» **What to produce**
The records below are to be copied word for word, with every picture left out.

» **Rows**

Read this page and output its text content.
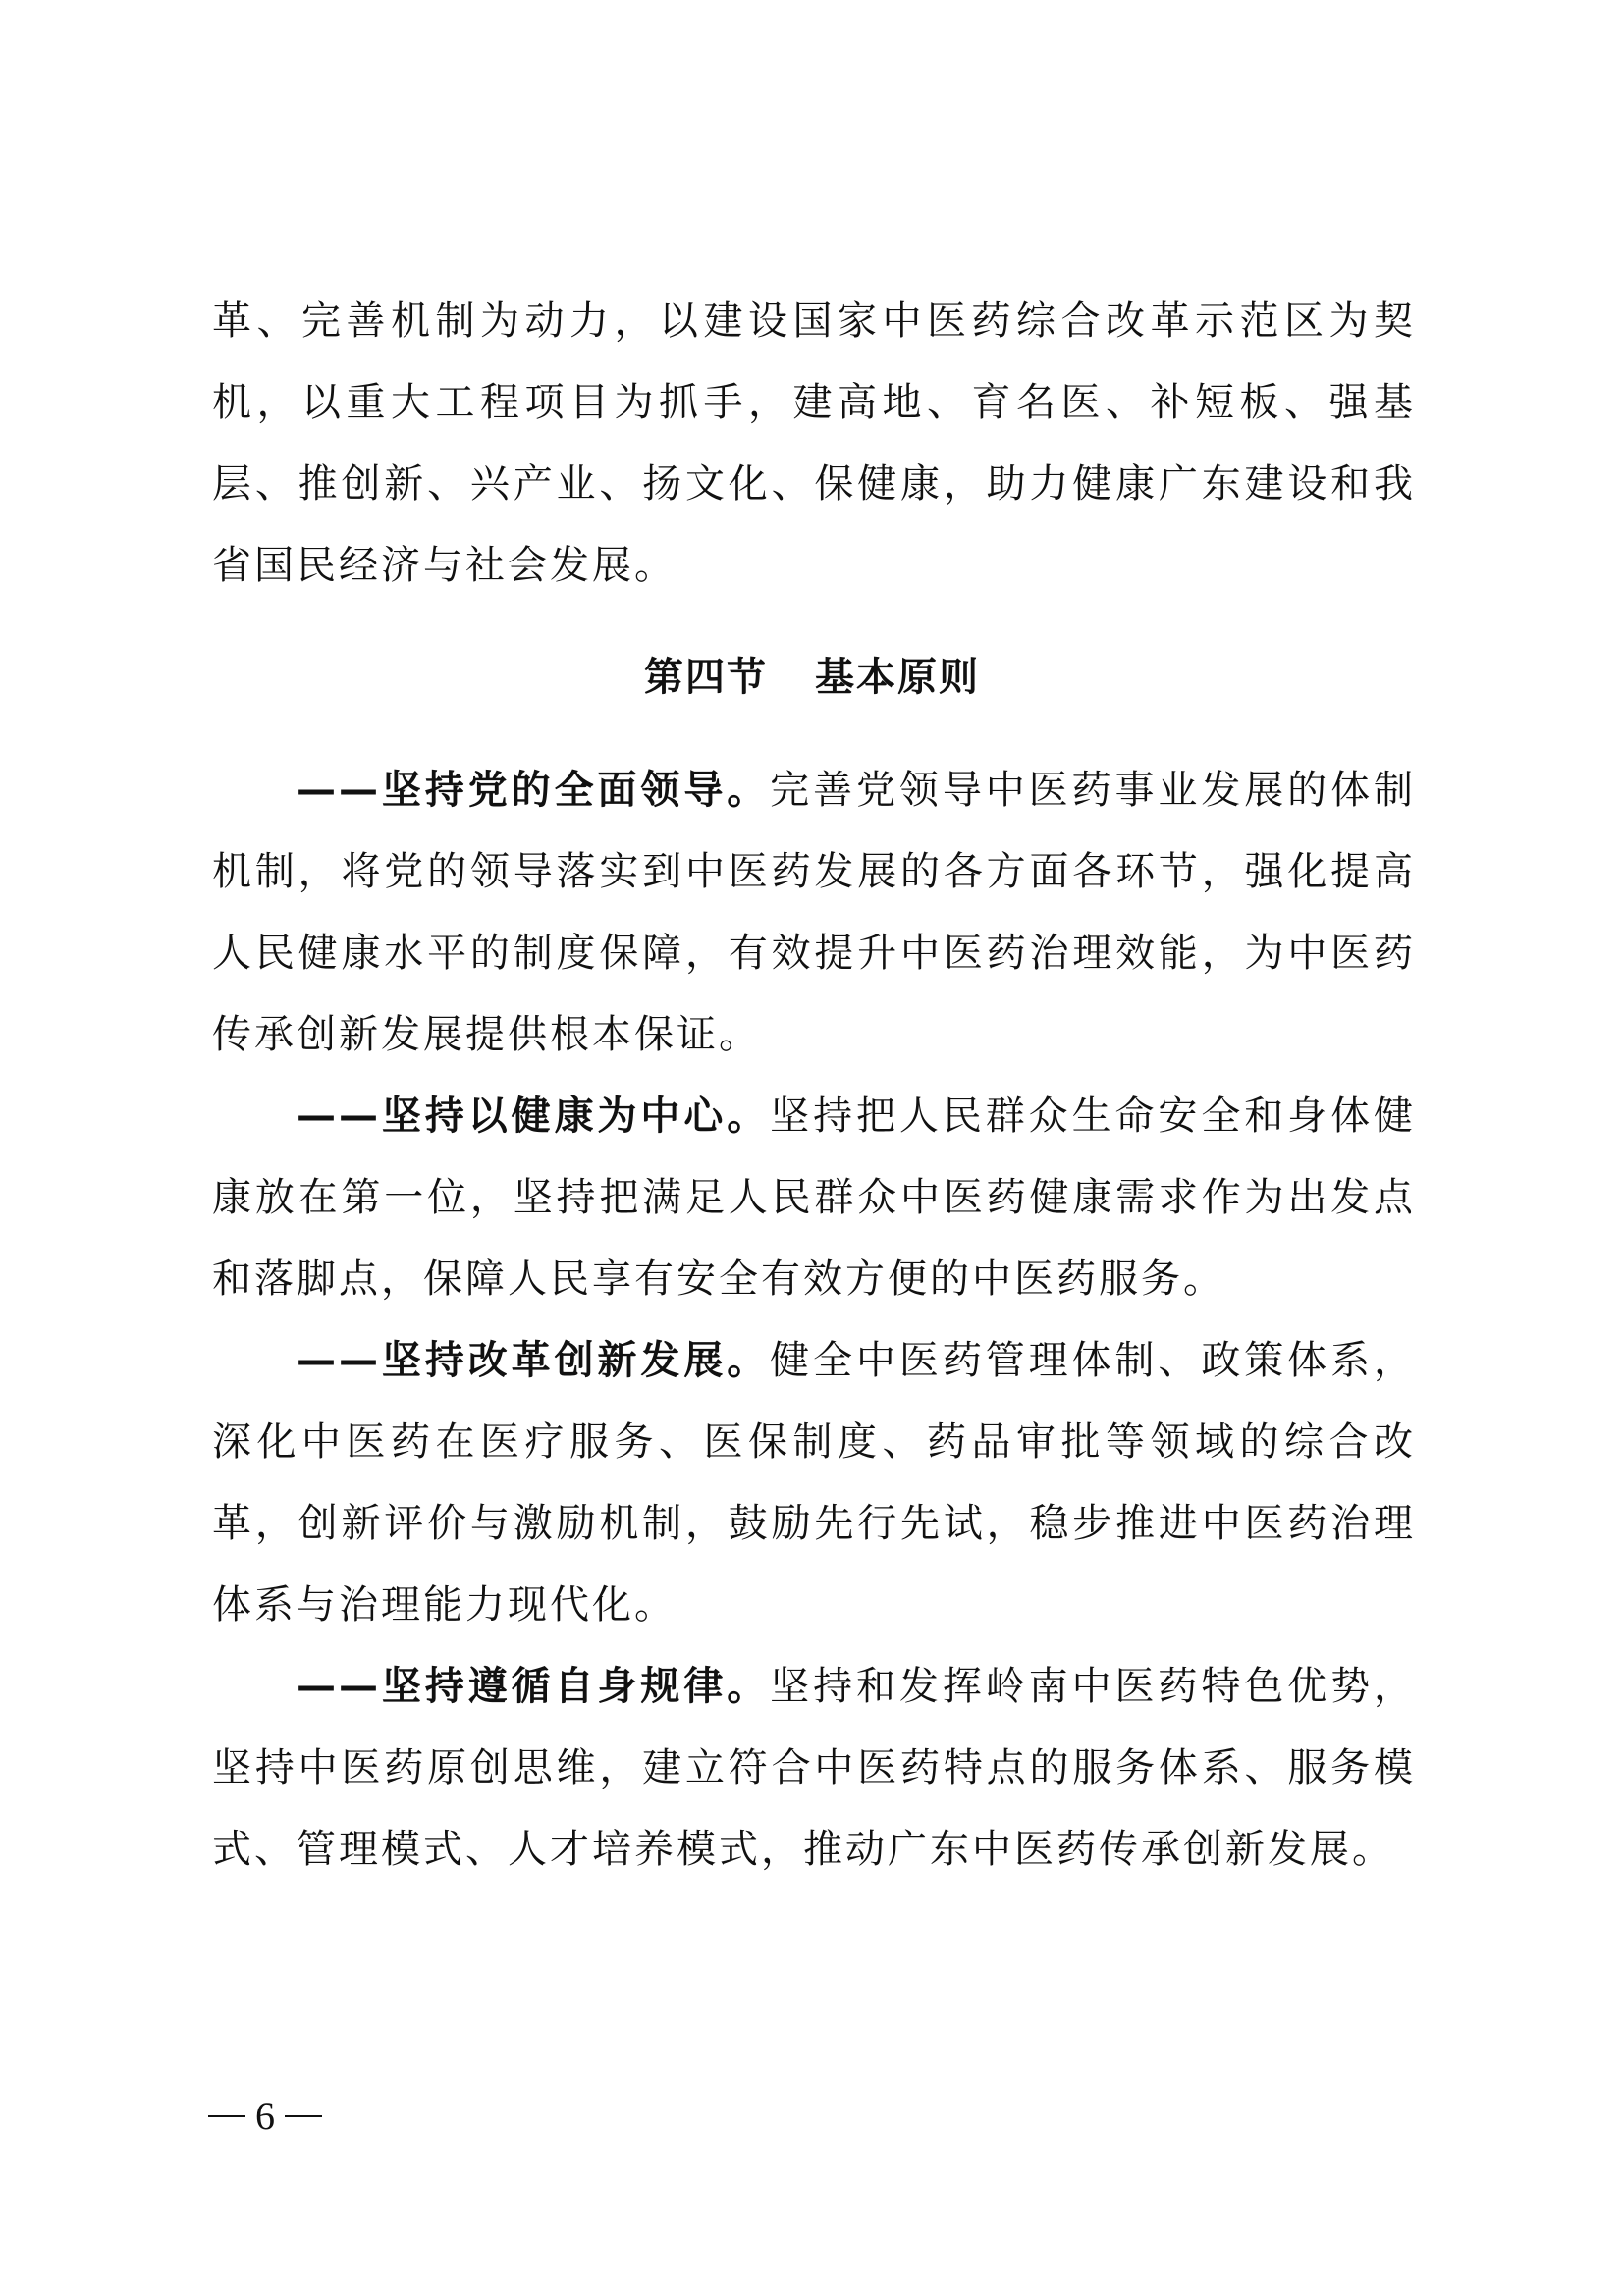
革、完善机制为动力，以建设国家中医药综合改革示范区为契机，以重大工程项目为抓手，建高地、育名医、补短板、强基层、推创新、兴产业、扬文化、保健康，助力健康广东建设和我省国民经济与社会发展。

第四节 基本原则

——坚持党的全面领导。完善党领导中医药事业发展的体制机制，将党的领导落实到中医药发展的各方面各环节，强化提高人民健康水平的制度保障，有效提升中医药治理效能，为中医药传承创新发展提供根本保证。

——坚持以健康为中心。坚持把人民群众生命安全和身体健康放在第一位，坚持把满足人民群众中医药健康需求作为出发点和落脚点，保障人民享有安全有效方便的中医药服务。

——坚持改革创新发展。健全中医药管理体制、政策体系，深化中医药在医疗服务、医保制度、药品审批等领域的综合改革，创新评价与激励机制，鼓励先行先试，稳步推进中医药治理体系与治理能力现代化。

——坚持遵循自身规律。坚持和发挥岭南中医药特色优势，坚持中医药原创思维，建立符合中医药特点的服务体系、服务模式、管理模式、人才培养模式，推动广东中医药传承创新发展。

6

» **Solution for this problem**
Read this page and output its text content.
革、完善机制为动力，以建设国家中医药综合改革示范区为契机，以重大工程项目为抓手，建高地、育名医、补短板、强基层、推创新、兴产业、扬文化、保健康，助力健康广东建设和我省国民经济与社会发展。

第四节 基本原则

——坚持党的全面领导。完善党领导中医药事业发展的体制机制，将党的领导落实到中医药发展的各方面各环节，强化提高人民健康水平的制度保障，有效提升中医药治理效能，为中医药传承创新发展提供根本保证。

——坚持以健康为中心。坚持把人民群众生命安全和身体健康放在第一位，坚持把满足人民群众中医药健康需求作为出发点和落脚点，保障人民享有安全有效方便的中医药服务。

——坚持改革创新发展。健全中医药管理体制、政策体系，深化中医药在医疗服务、医保制度、药品审批等领域的综合改革，创新评价与激励机制，鼓励先行先试，稳步推进中医药治理体系与治理能力现代化。

——坚持遵循自身规律。坚持和发挥岭南中医药特色优势，坚持中医药原创思维，建立符合中医药特点的服务体系、服务模式、管理模式、人才培养模式，推动广东中医药传承创新发展。

6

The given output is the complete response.